(Extracted data entries)
==========

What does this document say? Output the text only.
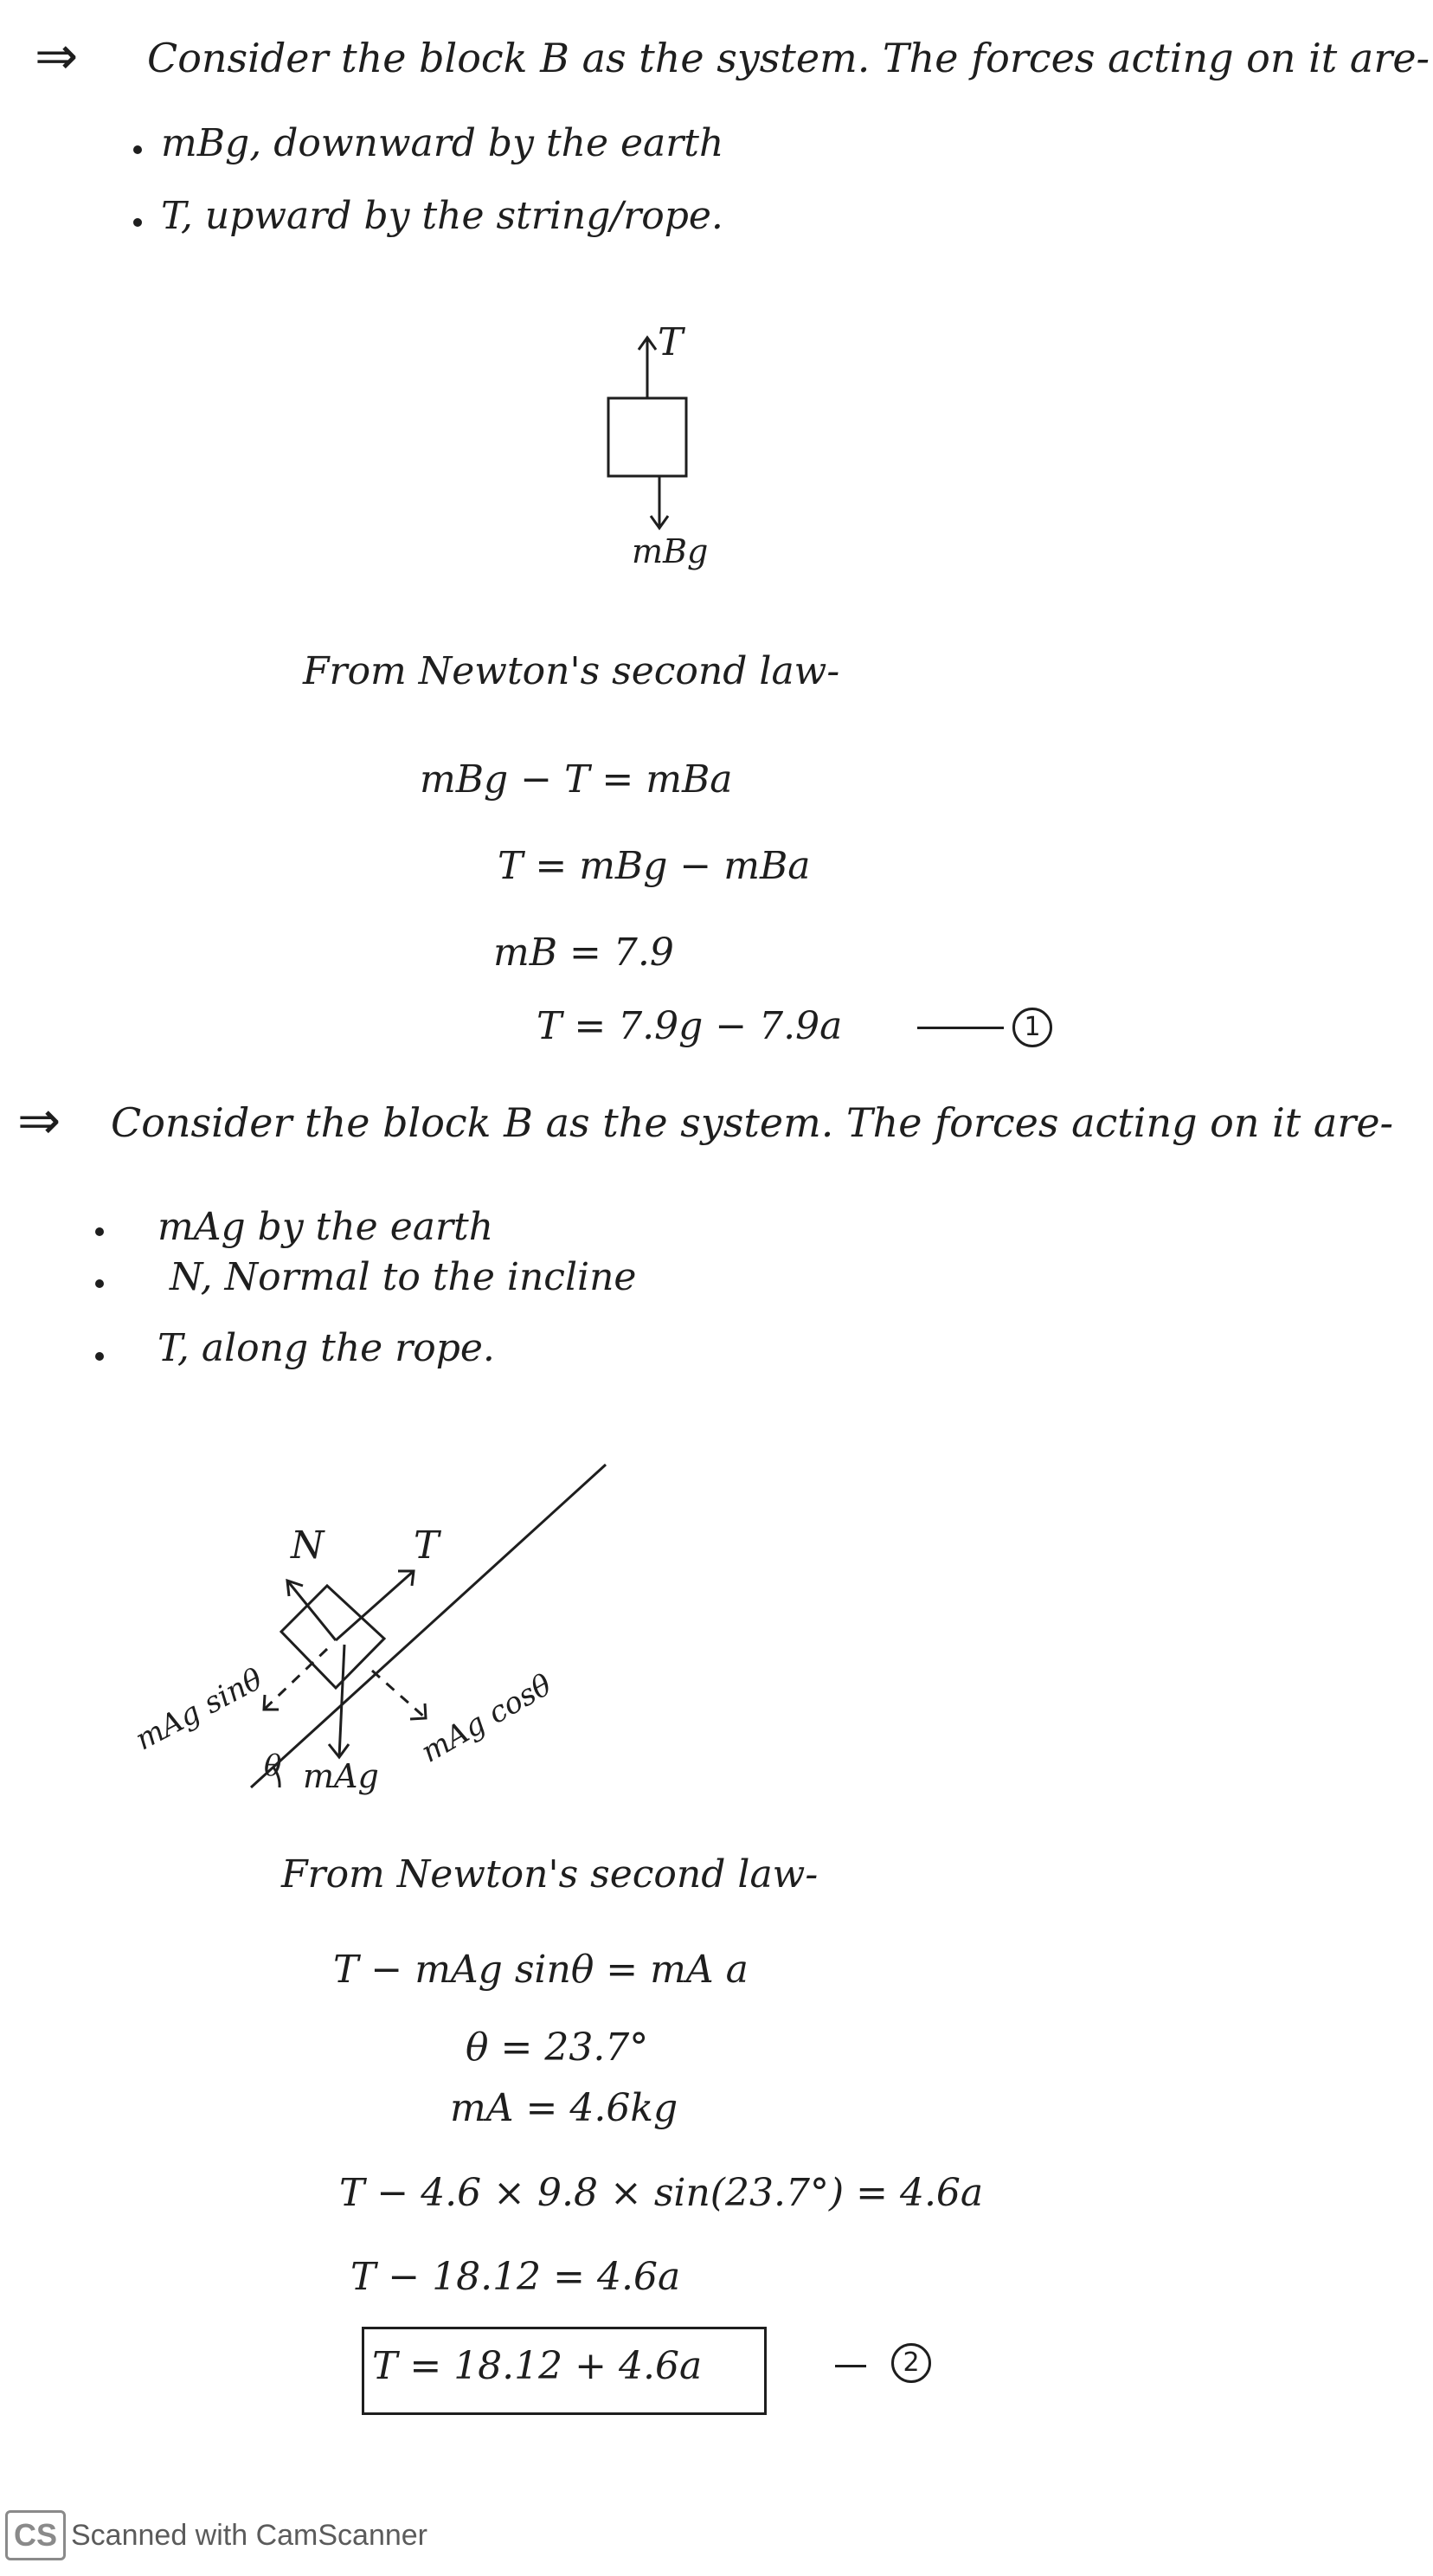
⇒ Consider the block B as the system. The forces acting on it are-
mBg, downward by the earth
T, upward by the string/rope.
T
mBg
From Newton's second law-
mBg − T = mBa
T = mBg − mBa
mB = 7.9
T = 7.9g − 7.9a	1
⇒ Consider the block B as the system. The forces acting on it are-
mAg by the earth
N, Normal to the incline
T, along the rope.
N T
mAg
θ
mAg sinθ	mAg cosθ
From Newton's second law-
T − mAg sinθ = mA a
θ = 23.7°
mA = 4.6kg
T − 4.6 × 9.8 × sin(23.7°) = 4.6a
T − 18.12 = 4.6a
T = 18.12 + 4.6a	2
CS Scanned with CamScanner
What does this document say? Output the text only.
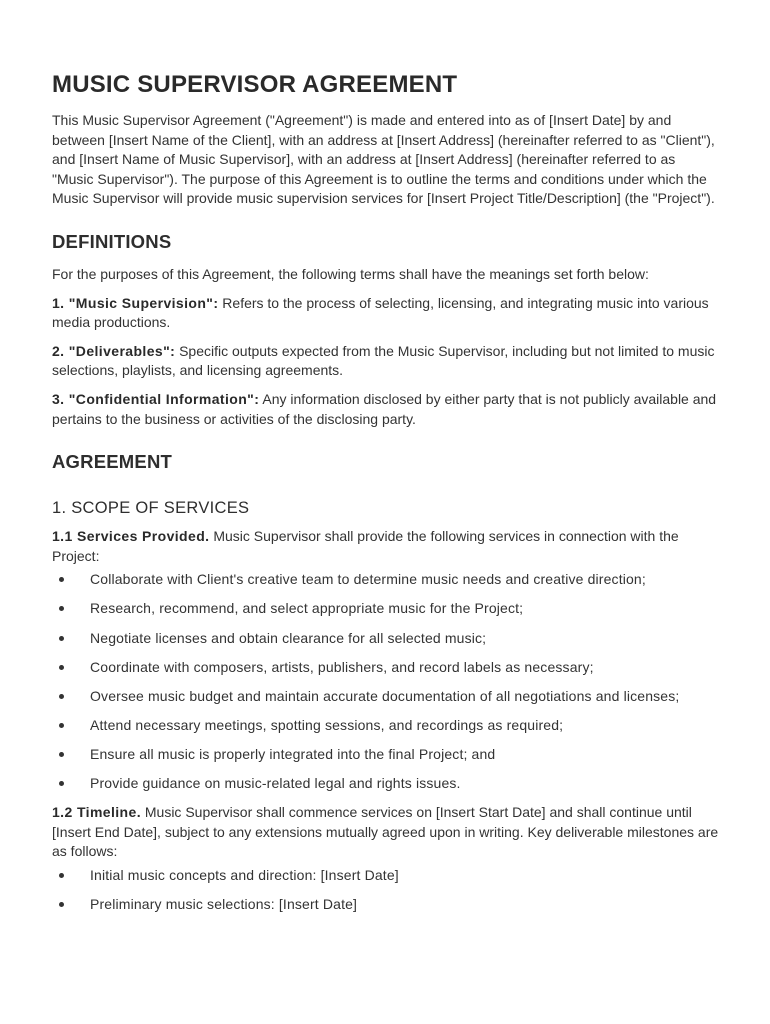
MUSIC SUPERVISOR AGREEMENT

This Music Supervisor Agreement ("Agreement") is made and entered into as of [Insert Date] by and between [Insert Name of the Client], with an address at [Insert Address] (hereinafter referred to as "Client"), and [Insert Name of Music Supervisor], with an address at [Insert Address] (hereinafter referred to as "Music Supervisor"). The purpose of this Agreement is to outline the terms and conditions under which the Music Supervisor will provide music supervision services for [Insert Project Title/Description] (the "Project").

DEFINITIONS

For the purposes of this Agreement, the following terms shall have the meanings set forth below:

1. "Music Supervision": Refers to the process of selecting, licensing, and integrating music into various media productions.

2. "Deliverables": Specific outputs expected from the Music Supervisor, including but not limited to music selections, playlists, and licensing agreements.

3. "Confidential Information": Any information disclosed by either party that is not publicly available and pertains to the business or activities of the disclosing party.

AGREEMENT
1. SCOPE OF SERVICES

1.1 Services Provided. Music Supervisor shall provide the following services in connection with the Project:

Collaborate with Client's creative team to determine music needs and creative direction;
Research, recommend, and select appropriate music for the Project;
Negotiate licenses and obtain clearance for all selected music;
Coordinate with composers, artists, publishers, and record labels as necessary;
Oversee music budget and maintain accurate documentation of all negotiations and licenses;
Attend necessary meetings, spotting sessions, and recordings as required;
Ensure all music is properly integrated into the final Project; and
Provide guidance on music-related legal and rights issues.

1.2 Timeline. Music Supervisor shall commence services on [Insert Start Date] and shall continue until [Insert End Date], subject to any extensions mutually agreed upon in writing. Key deliverable milestones are as follows:

Initial music concepts and direction: [Insert Date]
Preliminary music selections: [Insert Date]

==========

Look for lines containing the string "into" and copy them all.

This Music Supervisor Agreement ("Agreement") is made and entered into as of [Insert Date] by and between [Insert Name of the Client], with an address at [Insert Address] (hereinafter referred to as "Client"), and [Insert Name of Music Supervisor], with an address at [Insert Address] (hereinafter referred to as "Music Supervisor"). The purpose of this Agreement is to outline the terms and conditions under which the Music Supervisor will provide music supervision services for [Insert Project Title/Description] (the "Project").
1. "Music Supervision": Refers to the process of selecting, licensing, and integrating music into various media productions.
Ensure all music is properly integrated into the final Project; and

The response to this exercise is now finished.